§ Your goal
Count how many lines hold the word "Analysis" and give that number as the whole answer.

┌──

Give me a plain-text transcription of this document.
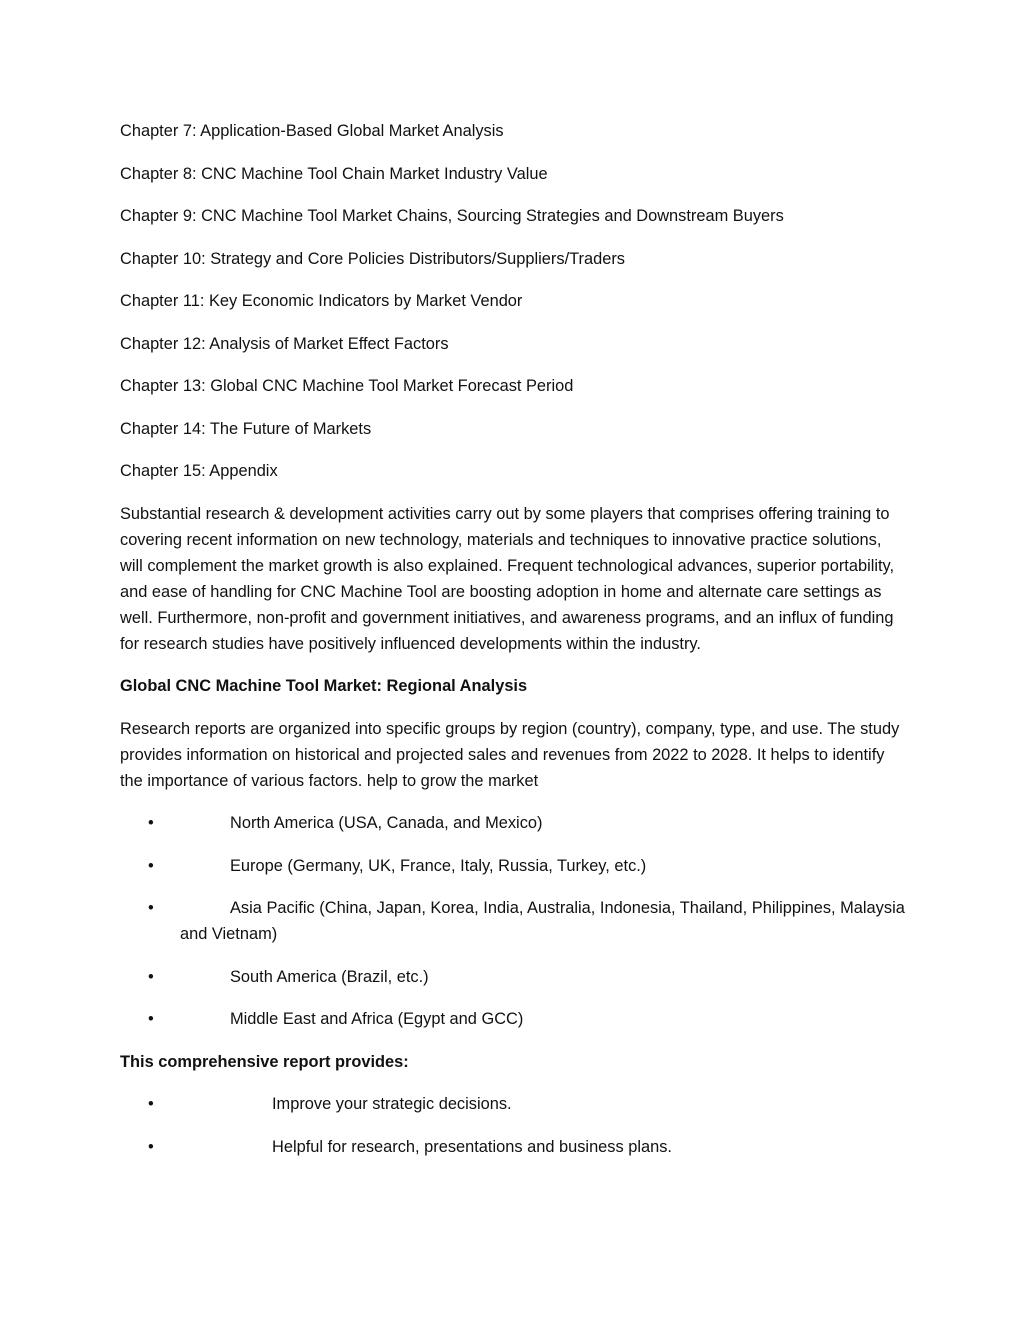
Chapter 7: Application-Based Global Market Analysis

Chapter 8: CNC Machine Tool Chain Market Industry Value

Chapter 9: CNC Machine Tool Market Chains, Sourcing Strategies and Downstream Buyers

Chapter 10: Strategy and Core Policies Distributors/Suppliers/Traders

Chapter 11: Key Economic Indicators by Market Vendor

Chapter 12: Analysis of Market Effect Factors

Chapter 13: Global CNC Machine Tool Market Forecast Period

Chapter 14: The Future of Markets

Chapter 15: Appendix

Substantial research & development activities carry out by some players that comprises offering training to covering recent information on new technology, materials and techniques to innovative practice solutions, will complement the market growth is also explained. Frequent technological advances, superior portability, and ease of handling for CNC Machine Tool are boosting adoption in home and alternate care settings as well. Furthermore, non-profit and government initiatives, and awareness programs, and an influx of funding for research studies have positively influenced developments within the industry.

Global CNC Machine Tool Market: Regional Analysis

Research reports are organized into specific groups by region (country), company, type, and use. The study provides information on historical and projected sales and revenues from 2022 to 2028. It helps to identify the importance of various factors. help to grow the market

•	North America (USA, Canada, and Mexico)
•	Europe (Germany, UK, France, Italy, Russia, Turkey, etc.)
•	Asia Pacific (China, Japan, Korea, India, Australia, Indonesia, Thailand, Philippines, Malaysia and Vietnam)
•	South America (Brazil, etc.)
•	Middle East and Africa (Egypt and GCC)

This comprehensive report provides:

•	Improve your strategic decisions.
•	Helpful for research, presentations and business plans.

└──

§ Reply to the task
3